→ PAGE EXTRACT
— BEGIN —

By 6:03 I refrigerate the chardonnay, cheap
but not so sweet I won’t drink the last splash later
murmuring waste not, and I am chewing salad
with the kids, checking in about shin splints
and the Latin quiz while trying not to worry
did I remind the students and hell I forgot the signup
sheet because this will be the last open mic ever
at Studio Eleven and I could just savor
it for once in my hypoglycemic life
soon
I am at the gallery but sending Chris back
for Mattie’s jar of bee-stuff left on the sideboard
and surprise, Agnes Carbrey’s all over the walls
her dark-haired woman swimmers submerged
in and fragmented by rippled blue and feeling
as I will again the joy of summer weightlessness

When everyone sits I say something ridiculous
because I am underwater and cannot hear myself
Patrick eyes me through a long lens and Deborah
is plotting something, while behind the front-row
cadets dressed in spotless whites there’s Ted
cradling daisy-new pages and an old ration book

Finally I emerge dizzy into the first story
Sharon teaching in the prison where Mr. Vasquez
fell and the people meant to save him didn’t—
Sharon can’t revive him but gathers us anyway
in her cinderblock classroom, tables cleared
for a gurney and we witness its absence with her

in the rain outside redbuds carry candles
in the rain inside each swimmer listens for
the thump of the world, her own blood buzzing

4/29/14

cardLong day of teaching and conferencing here, but I just wanted to post a thank-you to everyone who made this three-year reading series such a success. Arthur C. Glasgow funded a reading series at Washington and Lee in 1962 and it still helps us pay honoraria and put out cookies. Dabney S. Lancaster Community College and the writing group SubTerra have also given the series significant support. Certain individuals have given us welcome help too, especially writer, photographer, filmmaker, and soon-to-be-retiring VMI professor Gordon Ball. Vicki Goodheart’s Studio Eleven Gallery has been an auspiciously beautiful space. Readers from Luisa Igloria to Kevin McFadden to my dear colleague Deborah Miranda, organizer of cards and gifts, have brought so much electricity to the space. Most of all, though, I’m grateful to collaborator Mattie Quesenberry Smith, because running this series was a downright crazy thing for both of us to do, and her particular kind of craziness is rare, lovely, and hard to come by. Oh, and apologies to my man Frank O’Hara, whose “The Day Lady Died” I keep abusing in poetic imitations–but whenever I want to write a goodbye that’s heartfelt yet not too sentimental, the voice in my ear is his.

— END —

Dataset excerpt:
— BEGIN —

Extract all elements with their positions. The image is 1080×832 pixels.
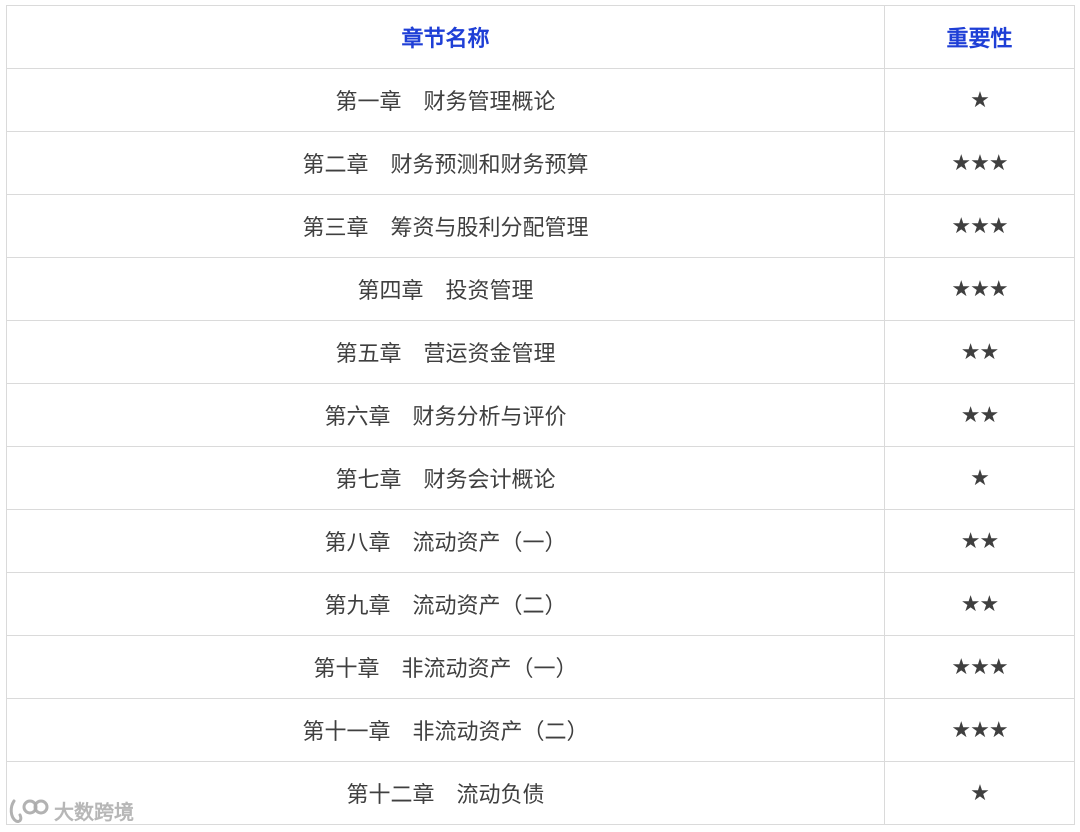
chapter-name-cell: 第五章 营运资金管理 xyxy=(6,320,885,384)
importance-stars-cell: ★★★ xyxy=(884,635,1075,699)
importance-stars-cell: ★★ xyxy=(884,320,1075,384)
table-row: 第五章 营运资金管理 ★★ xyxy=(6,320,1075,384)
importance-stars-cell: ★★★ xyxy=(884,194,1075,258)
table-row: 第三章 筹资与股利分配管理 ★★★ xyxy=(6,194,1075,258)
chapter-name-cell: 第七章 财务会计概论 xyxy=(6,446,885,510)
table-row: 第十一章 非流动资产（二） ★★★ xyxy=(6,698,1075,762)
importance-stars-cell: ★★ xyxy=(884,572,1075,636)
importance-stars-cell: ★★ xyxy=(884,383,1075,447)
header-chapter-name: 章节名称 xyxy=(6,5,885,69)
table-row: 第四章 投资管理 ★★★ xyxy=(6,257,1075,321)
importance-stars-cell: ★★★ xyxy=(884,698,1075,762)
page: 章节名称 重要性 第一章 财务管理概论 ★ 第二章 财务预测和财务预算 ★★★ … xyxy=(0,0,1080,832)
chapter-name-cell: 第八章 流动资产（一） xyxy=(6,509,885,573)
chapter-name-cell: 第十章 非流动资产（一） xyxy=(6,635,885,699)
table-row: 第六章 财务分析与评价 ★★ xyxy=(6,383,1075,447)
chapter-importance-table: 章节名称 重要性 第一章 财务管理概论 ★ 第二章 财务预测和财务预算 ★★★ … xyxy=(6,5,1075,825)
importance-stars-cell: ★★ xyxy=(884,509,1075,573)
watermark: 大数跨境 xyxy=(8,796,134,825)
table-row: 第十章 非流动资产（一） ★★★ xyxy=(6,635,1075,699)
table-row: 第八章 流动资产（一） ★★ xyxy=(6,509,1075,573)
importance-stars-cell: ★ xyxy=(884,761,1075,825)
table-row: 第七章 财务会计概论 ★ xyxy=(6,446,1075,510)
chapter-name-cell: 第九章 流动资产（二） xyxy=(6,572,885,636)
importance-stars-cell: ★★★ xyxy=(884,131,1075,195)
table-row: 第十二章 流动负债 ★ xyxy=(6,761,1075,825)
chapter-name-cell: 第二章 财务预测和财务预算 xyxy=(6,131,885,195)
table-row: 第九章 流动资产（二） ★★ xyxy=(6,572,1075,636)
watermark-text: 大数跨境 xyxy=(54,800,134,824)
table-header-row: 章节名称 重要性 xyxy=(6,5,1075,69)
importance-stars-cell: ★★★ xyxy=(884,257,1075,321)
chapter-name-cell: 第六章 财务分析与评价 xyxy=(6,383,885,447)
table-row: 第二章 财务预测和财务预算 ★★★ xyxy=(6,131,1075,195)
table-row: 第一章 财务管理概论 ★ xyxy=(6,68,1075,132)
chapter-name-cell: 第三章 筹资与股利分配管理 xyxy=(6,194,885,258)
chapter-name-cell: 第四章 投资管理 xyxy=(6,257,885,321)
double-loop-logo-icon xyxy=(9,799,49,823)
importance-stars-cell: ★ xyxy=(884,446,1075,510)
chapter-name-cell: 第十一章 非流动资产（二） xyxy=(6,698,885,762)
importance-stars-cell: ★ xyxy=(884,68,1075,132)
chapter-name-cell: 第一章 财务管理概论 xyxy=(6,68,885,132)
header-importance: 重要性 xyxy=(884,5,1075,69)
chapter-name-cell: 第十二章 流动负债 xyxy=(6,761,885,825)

— END —
— BEGIN —

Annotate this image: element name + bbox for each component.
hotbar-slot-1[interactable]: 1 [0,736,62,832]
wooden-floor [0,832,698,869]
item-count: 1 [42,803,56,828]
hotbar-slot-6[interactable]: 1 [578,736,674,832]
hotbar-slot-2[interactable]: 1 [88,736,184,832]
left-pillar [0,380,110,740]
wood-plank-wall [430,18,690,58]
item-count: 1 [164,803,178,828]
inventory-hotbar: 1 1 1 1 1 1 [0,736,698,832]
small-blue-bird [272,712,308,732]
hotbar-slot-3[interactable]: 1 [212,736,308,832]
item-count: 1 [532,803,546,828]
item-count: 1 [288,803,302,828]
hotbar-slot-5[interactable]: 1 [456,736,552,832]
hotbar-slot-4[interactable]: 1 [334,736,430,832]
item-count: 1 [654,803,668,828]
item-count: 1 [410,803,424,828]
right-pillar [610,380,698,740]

— END —
— BEGIN —

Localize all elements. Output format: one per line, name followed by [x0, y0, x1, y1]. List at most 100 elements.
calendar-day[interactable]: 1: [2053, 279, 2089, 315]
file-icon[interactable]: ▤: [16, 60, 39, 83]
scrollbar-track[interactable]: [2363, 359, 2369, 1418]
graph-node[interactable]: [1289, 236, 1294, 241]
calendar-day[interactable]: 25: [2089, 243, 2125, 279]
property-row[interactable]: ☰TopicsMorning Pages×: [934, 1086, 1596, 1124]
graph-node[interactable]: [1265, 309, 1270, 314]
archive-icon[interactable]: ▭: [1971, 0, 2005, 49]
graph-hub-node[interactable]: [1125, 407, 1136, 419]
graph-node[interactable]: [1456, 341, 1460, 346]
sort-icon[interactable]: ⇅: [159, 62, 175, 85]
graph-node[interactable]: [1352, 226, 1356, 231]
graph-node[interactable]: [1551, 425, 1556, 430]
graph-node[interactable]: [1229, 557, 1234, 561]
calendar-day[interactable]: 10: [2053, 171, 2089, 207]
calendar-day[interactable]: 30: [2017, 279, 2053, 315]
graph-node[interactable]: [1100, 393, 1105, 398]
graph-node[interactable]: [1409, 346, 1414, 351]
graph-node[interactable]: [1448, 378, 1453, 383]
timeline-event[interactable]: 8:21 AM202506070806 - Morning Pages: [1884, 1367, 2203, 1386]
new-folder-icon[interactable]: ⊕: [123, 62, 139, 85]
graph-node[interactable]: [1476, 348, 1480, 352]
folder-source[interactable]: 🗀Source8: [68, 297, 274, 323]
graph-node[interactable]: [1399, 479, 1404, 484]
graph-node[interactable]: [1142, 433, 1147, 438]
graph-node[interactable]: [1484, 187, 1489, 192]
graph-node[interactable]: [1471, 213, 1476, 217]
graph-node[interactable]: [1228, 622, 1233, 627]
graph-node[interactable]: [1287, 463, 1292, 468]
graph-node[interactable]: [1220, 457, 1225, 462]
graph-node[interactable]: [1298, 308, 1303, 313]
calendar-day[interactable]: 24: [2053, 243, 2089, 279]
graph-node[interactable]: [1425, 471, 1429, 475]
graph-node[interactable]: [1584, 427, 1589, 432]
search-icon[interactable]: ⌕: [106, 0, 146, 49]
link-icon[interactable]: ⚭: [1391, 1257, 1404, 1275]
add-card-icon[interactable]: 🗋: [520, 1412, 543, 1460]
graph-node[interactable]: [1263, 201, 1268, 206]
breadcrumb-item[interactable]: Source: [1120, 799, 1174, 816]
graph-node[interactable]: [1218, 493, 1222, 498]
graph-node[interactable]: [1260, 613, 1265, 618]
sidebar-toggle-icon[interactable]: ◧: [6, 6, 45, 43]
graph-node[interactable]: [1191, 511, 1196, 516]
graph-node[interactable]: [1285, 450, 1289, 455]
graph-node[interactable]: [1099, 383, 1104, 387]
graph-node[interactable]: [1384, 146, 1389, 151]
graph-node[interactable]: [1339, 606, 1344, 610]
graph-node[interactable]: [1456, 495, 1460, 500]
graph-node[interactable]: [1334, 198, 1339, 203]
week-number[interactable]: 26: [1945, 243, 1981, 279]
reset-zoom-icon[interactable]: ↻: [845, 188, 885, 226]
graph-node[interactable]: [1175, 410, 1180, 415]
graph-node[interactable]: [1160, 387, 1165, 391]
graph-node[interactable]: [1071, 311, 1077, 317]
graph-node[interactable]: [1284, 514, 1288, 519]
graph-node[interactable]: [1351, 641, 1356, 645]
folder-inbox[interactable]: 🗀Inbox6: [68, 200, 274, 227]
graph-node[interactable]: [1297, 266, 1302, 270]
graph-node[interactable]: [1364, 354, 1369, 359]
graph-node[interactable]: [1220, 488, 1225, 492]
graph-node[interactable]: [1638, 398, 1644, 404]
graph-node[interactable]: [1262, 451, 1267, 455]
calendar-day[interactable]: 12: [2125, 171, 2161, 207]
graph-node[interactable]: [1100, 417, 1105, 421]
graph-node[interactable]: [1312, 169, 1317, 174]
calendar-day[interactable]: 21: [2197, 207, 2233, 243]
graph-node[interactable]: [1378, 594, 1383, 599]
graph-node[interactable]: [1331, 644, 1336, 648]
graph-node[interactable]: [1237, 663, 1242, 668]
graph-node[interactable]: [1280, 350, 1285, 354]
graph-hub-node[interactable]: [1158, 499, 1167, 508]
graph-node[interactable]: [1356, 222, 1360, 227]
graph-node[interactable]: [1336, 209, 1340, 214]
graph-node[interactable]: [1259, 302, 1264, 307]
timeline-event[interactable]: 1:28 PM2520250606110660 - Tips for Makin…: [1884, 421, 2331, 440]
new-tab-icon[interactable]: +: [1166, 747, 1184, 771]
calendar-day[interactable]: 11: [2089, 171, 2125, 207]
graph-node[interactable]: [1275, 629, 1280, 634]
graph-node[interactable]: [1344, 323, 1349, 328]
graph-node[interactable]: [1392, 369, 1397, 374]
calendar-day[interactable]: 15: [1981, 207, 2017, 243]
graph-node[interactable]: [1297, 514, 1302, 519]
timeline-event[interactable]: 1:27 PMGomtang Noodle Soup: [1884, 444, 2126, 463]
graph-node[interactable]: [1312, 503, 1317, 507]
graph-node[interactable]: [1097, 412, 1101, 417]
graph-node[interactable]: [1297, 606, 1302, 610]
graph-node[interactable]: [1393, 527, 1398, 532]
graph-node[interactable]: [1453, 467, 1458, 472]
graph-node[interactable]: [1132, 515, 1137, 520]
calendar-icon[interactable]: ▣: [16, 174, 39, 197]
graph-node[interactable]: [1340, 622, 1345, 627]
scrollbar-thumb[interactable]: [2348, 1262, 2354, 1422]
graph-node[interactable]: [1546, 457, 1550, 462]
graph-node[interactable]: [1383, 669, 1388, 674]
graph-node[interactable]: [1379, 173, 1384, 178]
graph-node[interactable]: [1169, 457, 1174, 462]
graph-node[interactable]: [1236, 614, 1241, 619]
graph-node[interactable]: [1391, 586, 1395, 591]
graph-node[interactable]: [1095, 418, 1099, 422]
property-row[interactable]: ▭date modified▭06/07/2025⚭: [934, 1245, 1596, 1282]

— END —

→ EXERCISE REQUIREMENTS
Please decide whether each statement agrees with the post, answering yes or no and quoting the exact words of the post that settle it. (a) The chardonnay goes into the refrigerator by 6:03. (b) Chris is sent back to fetch the forgotten signup sheet. (c) Arthur C. Glasgow funded a reading series at Washington and Lee in 1962.

→ SOLUTION BELOW
(a) Yes: "By 6:03 I refrigerate the chardonnay"
(b) No: "for Mattie’s jar of bee-stuff left on the sideboard"
(c) Yes: "Arthur C. Glasgow funded a reading series at Washington and Lee in 1962"